**DATASET:**
•••

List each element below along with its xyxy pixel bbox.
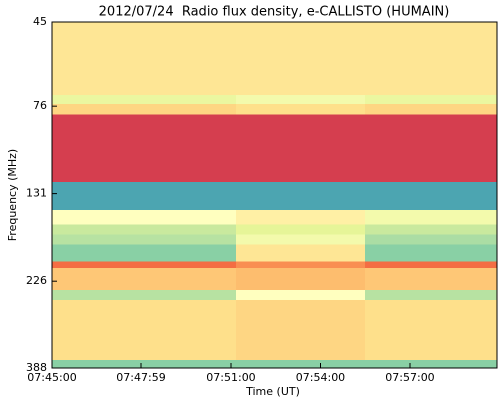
heatmap-cell (365, 359, 497, 368)
heatmap-cell (235, 22, 366, 96)
heatmap-cell (52, 244, 236, 262)
heatmap-cell (365, 299, 497, 360)
x-tick-label: 07:54:00 (296, 371, 345, 384)
heatmap-cell (235, 182, 366, 210)
heatmap-cell (365, 261, 497, 268)
x-axis-label: Time (UT) (245, 385, 300, 398)
heatmap-cell (365, 209, 497, 225)
heatmap-cell (235, 224, 366, 235)
heatmap-cell (365, 290, 497, 300)
heatmap-cell (52, 95, 236, 105)
heatmap-cell (365, 182, 497, 210)
y-tick-label: 226 (26, 274, 47, 287)
heatmap-cell (235, 104, 366, 115)
y-tick-label: 45 (33, 15, 47, 28)
x-tick-label: 07:57:00 (385, 371, 434, 384)
plot-frame (51, 21, 498, 369)
heatmap-cell (52, 182, 236, 210)
heatmap-cell (52, 267, 236, 291)
heatmap-cell (235, 359, 366, 368)
heatmap-cell (365, 267, 497, 291)
heatmap-cell (235, 114, 366, 183)
heatmap-cell (235, 95, 366, 105)
x-tick-label: 07:45:00 (27, 371, 76, 384)
heatmap-cell (52, 299, 236, 360)
heatmap-cell (235, 261, 366, 268)
heatmap-cell (365, 224, 497, 235)
heatmap-cell (365, 95, 497, 105)
y-tick-label: 76 (33, 99, 47, 112)
heatmap-cells (52, 22, 497, 368)
heatmap-cell (235, 234, 366, 245)
chart-title: 2012/07/24 Radio flux density, e-CALLIST… (99, 5, 450, 20)
x-tick-label: 07:51:00 (206, 371, 255, 384)
heatmap-cell (235, 267, 366, 291)
y-axis-label: Frequency (MHz) (6, 149, 19, 241)
heatmap-cell (52, 114, 236, 183)
heatmap-cell (365, 104, 497, 115)
heatmap-cell (235, 209, 366, 225)
axes: 07:45:00 07:47:59 07:51:00 07:54:00 07:57:00… (26, 15, 498, 384)
heatmap-cell (52, 290, 236, 300)
heatmap-cell (365, 114, 497, 183)
heatmap-cell (235, 290, 366, 300)
heatmap-cell (52, 104, 236, 115)
x-tick-label: 07:47:59 (116, 371, 165, 384)
heatmap-cell (52, 224, 236, 235)
heatmap-cell (365, 22, 497, 96)
heatmap-cell (52, 359, 236, 368)
heatmap-cell (235, 244, 366, 262)
y-tick-label: 131 (26, 187, 47, 200)
heatmap-cell (52, 22, 236, 96)
heatmap-cell (52, 234, 236, 245)
heatmap-cell (235, 299, 366, 360)
heatmap-cell (365, 234, 497, 245)
heatmap-cell (52, 209, 236, 225)
y-tick-label: 388 (26, 361, 47, 374)
heatmap-cell (365, 244, 497, 262)
heatmap-cell (52, 261, 236, 268)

•••

Rewrite all of the records above, renaming "x-tick-label" to "horizontal-tick-label" wherever it occurs and leaving every other line unchanged. Omit the pictures from the answer.

List each element below along with its xyxy pixel bbox.
heatmap-cell (365, 359, 497, 368)
heatmap-cell (235, 22, 366, 96)
heatmap-cell (52, 244, 236, 262)
heatmap-cell (365, 299, 497, 360)
horizontal-tick-label: 07:54:00 (296, 371, 345, 384)
heatmap-cell (235, 182, 366, 210)
heatmap-cell (365, 261, 497, 268)
x-axis-label: Time (UT) (245, 385, 300, 398)
heatmap-cell (365, 209, 497, 225)
heatmap-cell (235, 224, 366, 235)
heatmap-cell (365, 290, 497, 300)
heatmap-cell (52, 95, 236, 105)
heatmap-cell (365, 182, 497, 210)
y-tick-label: 226 (26, 274, 47, 287)
heatmap-cell (235, 104, 366, 115)
y-tick-label: 45 (33, 15, 47, 28)
horizontal-tick-label: 07:57:00 (385, 371, 434, 384)
plot-frame (51, 21, 498, 369)
heatmap-cell (52, 182, 236, 210)
heatmap-cell (52, 267, 236, 291)
heatmap-cell (235, 359, 366, 368)
heatmap-cell (365, 267, 497, 291)
heatmap-cell (235, 114, 366, 183)
heatmap-cell (235, 95, 366, 105)
horizontal-tick-label: 07:45:00 (27, 371, 76, 384)
heatmap-cell (52, 299, 236, 360)
heatmap-cell (235, 261, 366, 268)
heatmap-cell (365, 224, 497, 235)
heatmap-cell (365, 95, 497, 105)
y-tick-label: 76 (33, 99, 47, 112)
heatmap-cells (52, 22, 497, 368)
heatmap-cell (235, 234, 366, 245)
chart-title: 2012/07/24 Radio flux density, e-CALLIST… (99, 5, 450, 20)
horizontal-tick-label: 07:51:00 (206, 371, 255, 384)
heatmap-cell (235, 267, 366, 291)
y-axis-label: Frequency (MHz) (6, 149, 19, 241)
heatmap-cell (52, 114, 236, 183)
heatmap-cell (365, 104, 497, 115)
heatmap-cell (235, 209, 366, 225)
axes: 07:45:00 07:47:59 07:51:00 07:54:00 07:57:00… (26, 15, 498, 384)
heatmap-cell (52, 290, 236, 300)
heatmap-cell (365, 114, 497, 183)
heatmap-cell (235, 290, 366, 300)
heatmap-cell (52, 104, 236, 115)
horizontal-tick-label: 07:47:59 (116, 371, 165, 384)
heatmap-cell (52, 224, 236, 235)
heatmap-cell (365, 22, 497, 96)
heatmap-cell (52, 359, 236, 368)
heatmap-cell (235, 244, 366, 262)
y-tick-label: 131 (26, 187, 47, 200)
heatmap-cell (52, 22, 236, 96)
heatmap-cell (52, 234, 236, 245)
heatmap-cell (235, 299, 366, 360)
heatmap-cell (365, 234, 497, 245)
heatmap-cell (52, 209, 236, 225)
y-tick-label: 388 (26, 361, 47, 374)
heatmap-cell (365, 244, 497, 262)
heatmap-cell (52, 261, 236, 268)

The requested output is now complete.